--- Input for this task ---

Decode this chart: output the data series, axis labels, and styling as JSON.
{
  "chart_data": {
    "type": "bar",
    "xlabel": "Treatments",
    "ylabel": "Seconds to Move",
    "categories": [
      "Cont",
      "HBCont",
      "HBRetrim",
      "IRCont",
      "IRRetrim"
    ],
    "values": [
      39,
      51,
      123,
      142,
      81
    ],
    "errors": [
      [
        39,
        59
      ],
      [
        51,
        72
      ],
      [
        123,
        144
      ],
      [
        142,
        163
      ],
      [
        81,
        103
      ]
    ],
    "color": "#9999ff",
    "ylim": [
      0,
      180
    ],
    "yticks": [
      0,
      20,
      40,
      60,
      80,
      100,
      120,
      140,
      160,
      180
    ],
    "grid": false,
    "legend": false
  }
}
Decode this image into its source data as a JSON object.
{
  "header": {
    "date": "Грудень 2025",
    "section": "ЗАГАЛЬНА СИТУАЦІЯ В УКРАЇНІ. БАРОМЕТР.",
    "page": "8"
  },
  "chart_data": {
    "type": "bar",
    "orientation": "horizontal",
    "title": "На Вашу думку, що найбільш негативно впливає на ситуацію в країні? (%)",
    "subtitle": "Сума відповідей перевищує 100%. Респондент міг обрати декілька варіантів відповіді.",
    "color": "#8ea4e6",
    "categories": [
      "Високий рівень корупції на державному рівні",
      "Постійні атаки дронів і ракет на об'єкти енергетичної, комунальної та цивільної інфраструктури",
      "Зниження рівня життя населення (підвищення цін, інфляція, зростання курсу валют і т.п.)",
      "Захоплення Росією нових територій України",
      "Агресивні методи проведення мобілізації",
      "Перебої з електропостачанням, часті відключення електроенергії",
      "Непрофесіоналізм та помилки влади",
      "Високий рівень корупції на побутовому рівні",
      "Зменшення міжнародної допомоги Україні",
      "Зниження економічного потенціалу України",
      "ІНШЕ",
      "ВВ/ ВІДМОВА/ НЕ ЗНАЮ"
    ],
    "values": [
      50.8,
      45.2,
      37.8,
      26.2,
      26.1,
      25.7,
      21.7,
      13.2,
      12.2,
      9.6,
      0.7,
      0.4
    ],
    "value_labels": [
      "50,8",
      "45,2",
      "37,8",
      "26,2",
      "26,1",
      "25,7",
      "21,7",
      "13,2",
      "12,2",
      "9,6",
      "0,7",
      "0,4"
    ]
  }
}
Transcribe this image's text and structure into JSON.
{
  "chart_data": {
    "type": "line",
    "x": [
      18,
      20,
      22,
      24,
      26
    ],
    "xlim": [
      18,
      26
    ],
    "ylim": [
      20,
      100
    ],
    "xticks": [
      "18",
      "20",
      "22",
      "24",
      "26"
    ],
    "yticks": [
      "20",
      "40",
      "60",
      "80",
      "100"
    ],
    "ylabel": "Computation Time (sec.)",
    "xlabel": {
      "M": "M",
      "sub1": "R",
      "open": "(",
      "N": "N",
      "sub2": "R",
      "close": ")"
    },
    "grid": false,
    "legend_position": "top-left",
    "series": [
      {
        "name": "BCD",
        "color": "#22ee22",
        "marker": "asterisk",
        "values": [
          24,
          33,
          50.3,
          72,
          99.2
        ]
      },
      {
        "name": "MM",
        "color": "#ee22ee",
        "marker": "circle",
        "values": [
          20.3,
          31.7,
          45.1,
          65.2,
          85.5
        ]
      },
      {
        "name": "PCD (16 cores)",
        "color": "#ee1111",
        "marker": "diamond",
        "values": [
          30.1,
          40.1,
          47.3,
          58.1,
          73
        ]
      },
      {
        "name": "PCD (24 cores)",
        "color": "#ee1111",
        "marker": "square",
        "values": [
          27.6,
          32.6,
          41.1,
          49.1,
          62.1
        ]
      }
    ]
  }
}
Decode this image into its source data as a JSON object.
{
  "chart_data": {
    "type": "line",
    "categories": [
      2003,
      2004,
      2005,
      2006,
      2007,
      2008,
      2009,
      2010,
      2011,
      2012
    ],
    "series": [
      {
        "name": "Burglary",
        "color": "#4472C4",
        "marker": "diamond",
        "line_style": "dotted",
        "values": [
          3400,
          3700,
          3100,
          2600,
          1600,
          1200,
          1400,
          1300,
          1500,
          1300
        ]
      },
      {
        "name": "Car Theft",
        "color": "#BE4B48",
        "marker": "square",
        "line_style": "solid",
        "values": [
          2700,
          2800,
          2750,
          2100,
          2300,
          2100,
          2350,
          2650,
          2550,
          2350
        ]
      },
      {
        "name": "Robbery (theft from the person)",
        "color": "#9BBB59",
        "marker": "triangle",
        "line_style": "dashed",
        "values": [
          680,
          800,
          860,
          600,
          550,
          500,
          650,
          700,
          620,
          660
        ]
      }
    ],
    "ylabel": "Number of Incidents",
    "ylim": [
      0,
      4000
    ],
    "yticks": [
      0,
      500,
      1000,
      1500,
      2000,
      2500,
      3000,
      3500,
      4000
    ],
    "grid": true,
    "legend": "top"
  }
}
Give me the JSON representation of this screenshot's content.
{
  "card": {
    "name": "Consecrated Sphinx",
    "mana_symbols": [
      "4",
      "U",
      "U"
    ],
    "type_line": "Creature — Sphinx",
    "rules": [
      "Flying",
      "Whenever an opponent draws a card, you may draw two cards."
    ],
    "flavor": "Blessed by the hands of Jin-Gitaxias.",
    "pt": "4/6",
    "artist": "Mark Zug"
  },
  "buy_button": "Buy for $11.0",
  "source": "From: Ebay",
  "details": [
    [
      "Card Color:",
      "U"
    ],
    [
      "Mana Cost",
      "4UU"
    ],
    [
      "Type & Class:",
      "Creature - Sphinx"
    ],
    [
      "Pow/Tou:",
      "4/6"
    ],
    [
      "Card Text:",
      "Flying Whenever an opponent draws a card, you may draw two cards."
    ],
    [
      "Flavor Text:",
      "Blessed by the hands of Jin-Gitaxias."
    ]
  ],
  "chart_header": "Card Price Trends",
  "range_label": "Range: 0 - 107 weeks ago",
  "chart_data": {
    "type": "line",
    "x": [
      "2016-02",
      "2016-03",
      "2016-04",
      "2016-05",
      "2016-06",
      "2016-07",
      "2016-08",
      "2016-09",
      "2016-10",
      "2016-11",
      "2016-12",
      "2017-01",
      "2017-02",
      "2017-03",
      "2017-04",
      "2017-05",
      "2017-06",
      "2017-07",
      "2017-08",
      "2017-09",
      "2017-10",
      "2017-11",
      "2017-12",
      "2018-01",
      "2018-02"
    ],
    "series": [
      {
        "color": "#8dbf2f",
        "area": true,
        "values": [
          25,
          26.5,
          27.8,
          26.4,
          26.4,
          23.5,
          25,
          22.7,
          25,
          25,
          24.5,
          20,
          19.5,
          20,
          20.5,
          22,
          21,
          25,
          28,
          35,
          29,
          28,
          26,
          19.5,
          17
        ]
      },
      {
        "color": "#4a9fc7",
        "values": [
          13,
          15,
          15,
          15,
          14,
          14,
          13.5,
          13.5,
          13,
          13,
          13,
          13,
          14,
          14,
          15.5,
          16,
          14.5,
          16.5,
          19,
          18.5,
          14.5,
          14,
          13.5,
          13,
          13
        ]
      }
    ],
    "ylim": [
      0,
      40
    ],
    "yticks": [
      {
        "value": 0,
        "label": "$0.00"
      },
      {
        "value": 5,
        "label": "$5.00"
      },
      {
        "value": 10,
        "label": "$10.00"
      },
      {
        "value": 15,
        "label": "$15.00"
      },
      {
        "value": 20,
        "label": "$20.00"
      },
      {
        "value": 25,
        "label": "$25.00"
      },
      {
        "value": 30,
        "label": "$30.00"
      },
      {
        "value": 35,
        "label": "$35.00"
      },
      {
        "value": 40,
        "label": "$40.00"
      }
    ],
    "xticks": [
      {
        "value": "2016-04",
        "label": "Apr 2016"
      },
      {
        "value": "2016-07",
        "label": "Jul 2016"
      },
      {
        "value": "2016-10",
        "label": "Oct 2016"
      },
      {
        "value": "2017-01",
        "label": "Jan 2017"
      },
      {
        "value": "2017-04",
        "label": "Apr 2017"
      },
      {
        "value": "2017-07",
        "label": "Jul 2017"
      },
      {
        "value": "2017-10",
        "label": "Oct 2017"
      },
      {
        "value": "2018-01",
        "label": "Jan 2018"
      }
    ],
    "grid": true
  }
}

--- Work required ---
What is the number of lines above that hold the string "рівень"? Answer with that number alone.

--- Completed exercise ---
2